Records for the task>
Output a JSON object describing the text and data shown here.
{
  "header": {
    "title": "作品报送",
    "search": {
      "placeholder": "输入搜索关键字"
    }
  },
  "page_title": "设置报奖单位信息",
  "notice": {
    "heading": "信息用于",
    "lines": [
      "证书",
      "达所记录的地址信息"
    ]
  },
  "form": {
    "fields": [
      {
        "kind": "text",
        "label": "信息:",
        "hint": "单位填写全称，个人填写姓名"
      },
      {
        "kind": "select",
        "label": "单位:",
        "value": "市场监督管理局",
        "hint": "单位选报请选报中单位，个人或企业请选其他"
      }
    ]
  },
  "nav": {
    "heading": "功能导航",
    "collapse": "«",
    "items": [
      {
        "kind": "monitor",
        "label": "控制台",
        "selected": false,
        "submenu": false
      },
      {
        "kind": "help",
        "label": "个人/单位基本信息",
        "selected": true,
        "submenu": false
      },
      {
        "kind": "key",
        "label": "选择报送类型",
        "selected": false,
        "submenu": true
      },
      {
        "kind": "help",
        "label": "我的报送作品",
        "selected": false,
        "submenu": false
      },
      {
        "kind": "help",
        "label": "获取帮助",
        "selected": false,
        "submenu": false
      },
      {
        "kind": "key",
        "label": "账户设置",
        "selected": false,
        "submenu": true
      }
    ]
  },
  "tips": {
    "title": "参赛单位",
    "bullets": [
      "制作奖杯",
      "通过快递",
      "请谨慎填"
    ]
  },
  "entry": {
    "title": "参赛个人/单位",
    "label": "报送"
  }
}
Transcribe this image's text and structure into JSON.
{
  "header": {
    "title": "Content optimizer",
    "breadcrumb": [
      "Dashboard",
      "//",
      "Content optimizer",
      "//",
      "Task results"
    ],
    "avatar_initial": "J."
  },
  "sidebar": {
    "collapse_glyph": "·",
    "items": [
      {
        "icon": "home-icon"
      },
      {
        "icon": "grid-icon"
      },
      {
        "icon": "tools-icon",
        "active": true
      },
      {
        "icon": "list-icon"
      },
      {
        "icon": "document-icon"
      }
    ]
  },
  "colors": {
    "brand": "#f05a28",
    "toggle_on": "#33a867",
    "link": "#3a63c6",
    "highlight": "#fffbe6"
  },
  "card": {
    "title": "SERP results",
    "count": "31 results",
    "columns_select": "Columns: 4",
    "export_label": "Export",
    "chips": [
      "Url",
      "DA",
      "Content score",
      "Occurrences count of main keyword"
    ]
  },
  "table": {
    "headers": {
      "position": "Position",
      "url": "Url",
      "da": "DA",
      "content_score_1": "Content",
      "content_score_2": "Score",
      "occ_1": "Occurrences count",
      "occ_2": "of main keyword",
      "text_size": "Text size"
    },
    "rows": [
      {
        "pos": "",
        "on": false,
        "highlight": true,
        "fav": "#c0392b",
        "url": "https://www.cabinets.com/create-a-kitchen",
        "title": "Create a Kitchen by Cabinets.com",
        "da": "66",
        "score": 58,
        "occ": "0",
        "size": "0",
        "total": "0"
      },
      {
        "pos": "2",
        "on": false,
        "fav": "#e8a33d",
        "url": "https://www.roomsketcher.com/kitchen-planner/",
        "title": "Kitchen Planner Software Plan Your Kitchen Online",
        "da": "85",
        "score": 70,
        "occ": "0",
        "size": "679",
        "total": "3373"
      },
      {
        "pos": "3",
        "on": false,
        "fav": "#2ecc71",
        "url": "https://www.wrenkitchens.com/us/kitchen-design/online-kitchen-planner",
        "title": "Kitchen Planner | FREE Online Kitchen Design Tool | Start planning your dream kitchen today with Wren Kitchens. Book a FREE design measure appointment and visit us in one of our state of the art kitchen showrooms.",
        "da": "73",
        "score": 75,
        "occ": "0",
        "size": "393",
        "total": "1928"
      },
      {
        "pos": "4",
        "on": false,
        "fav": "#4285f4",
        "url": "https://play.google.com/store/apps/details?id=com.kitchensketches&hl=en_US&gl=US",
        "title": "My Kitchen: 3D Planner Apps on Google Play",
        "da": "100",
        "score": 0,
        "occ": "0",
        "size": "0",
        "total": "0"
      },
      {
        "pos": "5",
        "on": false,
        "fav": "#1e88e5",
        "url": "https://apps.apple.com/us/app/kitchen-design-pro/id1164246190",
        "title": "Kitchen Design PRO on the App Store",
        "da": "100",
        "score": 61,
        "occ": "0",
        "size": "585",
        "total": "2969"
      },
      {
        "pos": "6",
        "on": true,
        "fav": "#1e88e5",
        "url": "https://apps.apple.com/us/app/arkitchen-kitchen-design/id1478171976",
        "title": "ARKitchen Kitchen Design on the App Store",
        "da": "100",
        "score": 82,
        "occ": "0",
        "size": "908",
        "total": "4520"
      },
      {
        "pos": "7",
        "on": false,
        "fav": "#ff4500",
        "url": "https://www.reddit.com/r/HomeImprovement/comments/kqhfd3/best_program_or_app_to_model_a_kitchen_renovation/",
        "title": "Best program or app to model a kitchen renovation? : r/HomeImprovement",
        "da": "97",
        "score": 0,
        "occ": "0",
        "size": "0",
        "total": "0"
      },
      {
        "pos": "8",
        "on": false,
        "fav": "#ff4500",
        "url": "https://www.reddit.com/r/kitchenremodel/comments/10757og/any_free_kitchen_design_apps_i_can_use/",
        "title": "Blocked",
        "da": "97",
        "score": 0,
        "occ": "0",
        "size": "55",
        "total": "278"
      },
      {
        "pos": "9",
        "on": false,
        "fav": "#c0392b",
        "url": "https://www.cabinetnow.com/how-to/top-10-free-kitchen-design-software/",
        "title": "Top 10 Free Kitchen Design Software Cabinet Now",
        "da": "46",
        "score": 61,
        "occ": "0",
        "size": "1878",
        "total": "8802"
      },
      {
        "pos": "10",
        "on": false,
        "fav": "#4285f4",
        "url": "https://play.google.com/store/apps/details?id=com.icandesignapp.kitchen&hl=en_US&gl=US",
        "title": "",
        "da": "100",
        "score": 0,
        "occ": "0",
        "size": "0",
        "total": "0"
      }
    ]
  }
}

Brief> Using the data above, return each line exactly as written.

Result for this task>
Output a JSON object describing the text and data shown here.
{
  "header": {
    "title": "作品报送",
    "search": {
      "placeholder": "输入搜索关键字"
    }
  },
  "page_title": "设置报奖单位信息",
  "notice": {
    "heading": "信息用于",
    "lines": [
      "证书",
      "达所记录的地址信息"
    ]
  },
  "form": {
    "fields": [
      {
        "kind": "text",
        "label": "信息:",
        "hint": "单位填写全称，个人填写姓名"
      },
      {
        "kind": "select",
        "label": "单位:",
        "value": "市场监督管理局",
        "hint": "单位选报请选报中单位，个人或企业请选其他"
      }
    ]
  },
  "nav": {
    "heading": "功能导航",
    "collapse": "«",
    "items": [
      {
        "kind": "monitor",
        "label": "控制台",
        "selected": false,
        "submenu": false
      },
      {
        "kind": "help",
        "label": "个人/单位基本信息",
        "selected": true,
        "submenu": false
      },
      {
        "kind": "key",
        "label": "选择报送类型",
        "selected": false,
        "submenu": true
      },
      {
        "kind": "help",
        "label": "我的报送作品",
        "selected": false,
        "submenu": false
      },
      {
        "kind": "help",
        "label": "获取帮助",
        "selected": false,
        "submenu": false
      },
      {
        "kind": "key",
        "label": "账户设置",
        "selected": false,
        "submenu": true
      }
    ]
  },
  "tips": {
    "title": "参赛单位",
    "bullets": [
      "制作奖杯",
      "通过快递",
      "请谨慎填"
    ]
  },
  "entry": {
    "title": "参赛个人/单位",
    "label": "报送"
  }
}
Transcribe this image's text and structure into JSON.
{
  "header": {
    "title": "Content optimizer",
    "breadcrumb": [
      "Dashboard",
      "//",
      "Content optimizer",
      "//",
      "Task results"
    ],
    "avatar_initial": "J."
  },
  "sidebar": {
    "collapse_glyph": "·",
    "items": [
      {
        "icon": "home-icon"
      },
      {
        "icon": "grid-icon"
      },
      {
        "icon": "tools-icon",
        "active": true
      },
      {
        "icon": "list-icon"
      },
      {
        "icon": "document-icon"
      }
    ]
  },
  "colors": {
    "brand": "#f05a28",
    "toggle_on": "#33a867",
    "link": "#3a63c6",
    "highlight": "#fffbe6"
  },
  "card": {
    "title": "SERP results",
    "count": "31 results",
    "columns_select": "Columns: 4",
    "export_label": "Export",
    "chips": [
      "Url",
      "DA",
      "Content score",
      "Occurrences count of main keyword"
    ]
  },
  "table": {
    "headers": {
      "position": "Position",
      "url": "Url",
      "da": "DA",
      "content_score_1": "Content",
      "content_score_2": "Score",
      "occ_1": "Occurrences count",
      "occ_2": "of main keyword",
      "text_size": "Text size"
    },
    "rows": [
      {
        "pos": "",
        "on": false,
        "highlight": true,
        "fav": "#c0392b",
        "url": "https://www.cabinets.com/create-a-kitchen",
        "title": "Create a Kitchen by Cabinets.com",
        "da": "66",
        "score": 58,
        "occ": "0",
        "size": "0",
        "total": "0"
      },
      {
        "pos": "2",
        "on": false,
        "fav": "#e8a33d",
        "url": "https://www.roomsketcher.com/kitchen-planner/",
        "title": "Kitchen Planner Software Plan Your Kitchen Online",
        "da": "85",
        "score": 70,
        "occ": "0",
        "size": "679",
        "total": "3373"
      },
      {
        "pos": "3",
        "on": false,
        "fav": "#2ecc71",
        "url": "https://www.wrenkitchens.com/us/kitchen-design/online-kitchen-planner",
        "title": "Kitchen Planner | FREE Online Kitchen Design Tool | Start planning your dream kitchen today with Wren Kitchens. Book a FREE design measure appointment and visit us in one of our state of the art kitchen showrooms.",
        "da": "73",
        "score": 75,
        "occ": "0",
        "size": "393",
        "total": "1928"
      },
      {
        "pos": "4",
        "on": false,
        "fav": "#4285f4",
        "url": "https://play.google.com/store/apps/details?id=com.kitchensketches&hl=en_US&gl=US",
        "title": "My Kitchen: 3D Planner Apps on Google Play",
        "da": "100",
        "score": 0,
        "occ": "0",
        "size": "0",
        "total": "0"
      },
      {
        "pos": "5",
        "on": false,
        "fav": "#1e88e5",
        "url": "https://apps.apple.com/us/app/kitchen-design-pro/id1164246190",
        "title": "Kitchen Design PRO on the App Store",
        "da": "100",
        "score": 61,
        "occ": "0",
        "size": "585",
        "total": "2969"
      },
      {
        "pos": "6",
        "on": true,
        "fav": "#1e88e5",
        "url": "https://apps.apple.com/us/app/arkitchen-kitchen-design/id1478171976",
        "title": "ARKitchen Kitchen Design on the App Store",
        "da": "100",
        "score": 82,
        "occ": "0",
        "size": "908",
        "total": "4520"
      },
      {
        "pos": "7",
        "on": false,
        "fav": "#ff4500",
        "url": "https://www.reddit.com/r/HomeImprovement/comments/kqhfd3/best_program_or_app_to_model_a_kitchen_renovation/",
        "title": "Best program or app to model a kitchen renovation? : r/HomeImprovement",
        "da": "97",
        "score": 0,
        "occ": "0",
        "size": "0",
        "total": "0"
      },
      {
        "pos": "8",
        "on": false,
        "fav": "#ff4500",
        "url": "https://www.reddit.com/r/kitchenremodel/comments/10757og/any_free_kitchen_design_apps_i_can_use/",
        "title": "Blocked",
        "da": "97",
        "score": 0,
        "occ": "0",
        "size": "55",
        "total": "278"
      },
      {
        "pos": "9",
        "on": false,
        "fav": "#c0392b",
        "url": "https://www.cabinetnow.com/how-to/top-10-free-kitchen-design-software/",
        "title": "Top 10 Free Kitchen Design Software Cabinet Now",
        "da": "46",
        "score": 61,
        "occ": "0",
        "size": "1878",
        "total": "8802"
      },
      {
        "pos": "10",
        "on": false,
        "fav": "#4285f4",
        "url": "https://play.google.com/store/apps/details?id=com.icandesignapp.kitchen&hl=en_US&gl=US",
        "title": "",
        "da": "100",
        "score": 0,
        "occ": "0",
        "size": "0",
        "total": "0"
      }
    ]
  }
}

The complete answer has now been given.